▶ [Problem requirements] Pick up the thread below about a bank that requires a six-digit online password, and keep it going from its last sentence.

My bank forces me to use 6 digits as a password for online services - jfoucher

I just told labanquepostale.fr about this issue via their internal messaging system, and they justify it by saying that I also have to input a 10 character identifier, and that their &quot;virtual keyboard&quot; changes the arrangement of the digits at each logon.<p>How can this be secure? If it&#x27;s not, what would be good arguments to get them to think about changing it?
======
Someone1234
They often do stuff like this so it is easier to verify a customer via a phone
system (e.g. "enter your pin now!").

But, yes, it is bad practice and lazy. They could trivially have a "phone pin"
or just verify security questions over the phone like almost every other bank
on the planet.

As nodata quite correctly pointed out, it could be made secure by locking out
your account after a very short number of tries (e.g. 5). Then requiring
telephone or email verification to re-enable it. That would stop brute force,
dictionary, and distributed versions of the same from effectively working no
matter how small the password space is.

Layout annotation records:
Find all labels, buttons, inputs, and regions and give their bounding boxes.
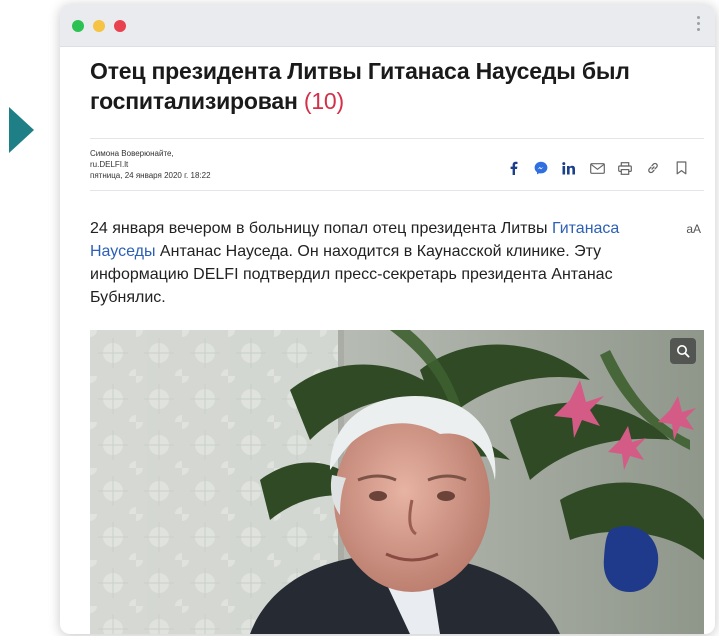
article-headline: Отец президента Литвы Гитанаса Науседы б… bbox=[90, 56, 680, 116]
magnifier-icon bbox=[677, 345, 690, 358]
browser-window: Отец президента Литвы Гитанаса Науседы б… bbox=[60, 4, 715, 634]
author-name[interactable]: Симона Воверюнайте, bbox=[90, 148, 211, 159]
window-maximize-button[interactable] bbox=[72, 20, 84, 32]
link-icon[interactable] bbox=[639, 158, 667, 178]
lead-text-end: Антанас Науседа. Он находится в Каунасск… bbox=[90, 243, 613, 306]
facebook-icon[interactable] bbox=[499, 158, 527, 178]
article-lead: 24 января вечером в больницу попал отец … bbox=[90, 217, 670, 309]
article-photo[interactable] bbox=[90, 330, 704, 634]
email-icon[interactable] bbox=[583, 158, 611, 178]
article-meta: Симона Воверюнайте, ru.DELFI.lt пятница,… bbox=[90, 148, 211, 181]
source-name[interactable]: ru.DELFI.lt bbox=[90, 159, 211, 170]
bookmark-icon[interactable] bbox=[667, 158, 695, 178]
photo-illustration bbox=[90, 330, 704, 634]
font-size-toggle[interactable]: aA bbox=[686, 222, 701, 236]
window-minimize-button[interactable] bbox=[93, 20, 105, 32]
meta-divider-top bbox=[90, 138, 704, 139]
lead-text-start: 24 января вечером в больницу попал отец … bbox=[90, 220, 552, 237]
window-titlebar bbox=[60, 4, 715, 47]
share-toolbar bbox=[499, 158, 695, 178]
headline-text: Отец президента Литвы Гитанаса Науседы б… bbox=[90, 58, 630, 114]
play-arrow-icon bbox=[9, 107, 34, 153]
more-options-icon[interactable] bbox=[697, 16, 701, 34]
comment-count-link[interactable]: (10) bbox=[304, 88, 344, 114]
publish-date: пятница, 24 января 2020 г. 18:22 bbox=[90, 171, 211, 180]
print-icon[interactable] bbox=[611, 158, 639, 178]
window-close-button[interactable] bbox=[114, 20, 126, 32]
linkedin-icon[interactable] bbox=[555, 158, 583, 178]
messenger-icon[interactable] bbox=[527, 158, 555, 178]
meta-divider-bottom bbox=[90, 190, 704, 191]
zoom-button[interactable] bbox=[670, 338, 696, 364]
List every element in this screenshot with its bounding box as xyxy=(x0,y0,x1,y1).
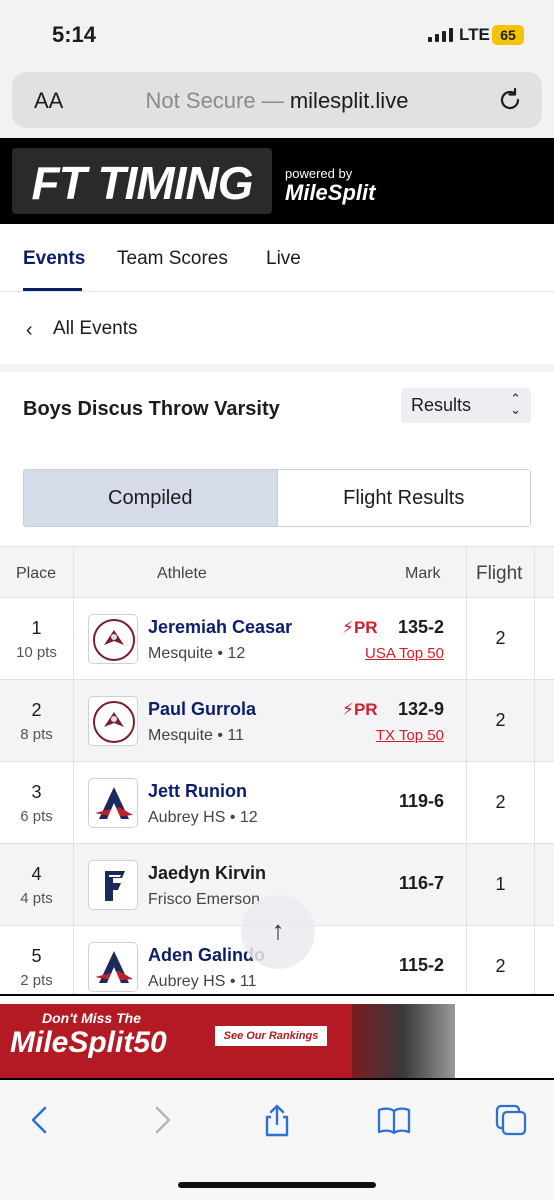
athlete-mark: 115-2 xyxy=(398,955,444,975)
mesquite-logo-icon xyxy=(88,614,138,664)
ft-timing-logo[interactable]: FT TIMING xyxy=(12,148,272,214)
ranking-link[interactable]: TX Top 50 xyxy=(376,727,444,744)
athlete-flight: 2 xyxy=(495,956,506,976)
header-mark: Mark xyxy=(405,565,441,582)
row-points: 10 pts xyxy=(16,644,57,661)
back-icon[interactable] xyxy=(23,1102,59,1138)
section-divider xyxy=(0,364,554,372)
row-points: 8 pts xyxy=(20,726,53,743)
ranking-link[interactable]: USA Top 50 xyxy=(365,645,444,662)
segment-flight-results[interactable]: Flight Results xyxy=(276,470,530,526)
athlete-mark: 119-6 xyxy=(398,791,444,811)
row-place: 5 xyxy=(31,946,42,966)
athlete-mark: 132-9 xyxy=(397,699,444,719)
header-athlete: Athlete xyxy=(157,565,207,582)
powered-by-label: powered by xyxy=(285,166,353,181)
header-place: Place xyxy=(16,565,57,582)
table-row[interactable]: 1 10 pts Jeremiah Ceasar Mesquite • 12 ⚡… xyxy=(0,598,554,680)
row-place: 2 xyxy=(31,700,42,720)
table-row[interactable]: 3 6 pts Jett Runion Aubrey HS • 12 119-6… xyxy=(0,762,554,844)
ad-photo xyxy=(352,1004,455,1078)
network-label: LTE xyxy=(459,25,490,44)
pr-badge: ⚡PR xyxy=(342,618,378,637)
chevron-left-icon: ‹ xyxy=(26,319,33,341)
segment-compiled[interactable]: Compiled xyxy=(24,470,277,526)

▶ [Result of the task]
In my experience companies who enforce things like a 6 character password are
not the kind of who will sit there and calculate out the attempts/minute and
"time to break (TTB)."

Plus the thing they said about their virtual keyboard shows utter ignorance
and incompetence. Professional keyloggers don't literally log your keys! They
hook into the network stack or browser and literally grab completed POST
HTTP/s requests, so a virtual keyboard adds nothing at all security wise (and
arguably makes it easier for someone to shoulder surf you, even if that threat
is highly overblown and rarely exists).

So, yeah... Good luck convincing them. Whoever works there and making security
decisions clearly is incompetent and it will likely take internal rather than
external pressure for that to change.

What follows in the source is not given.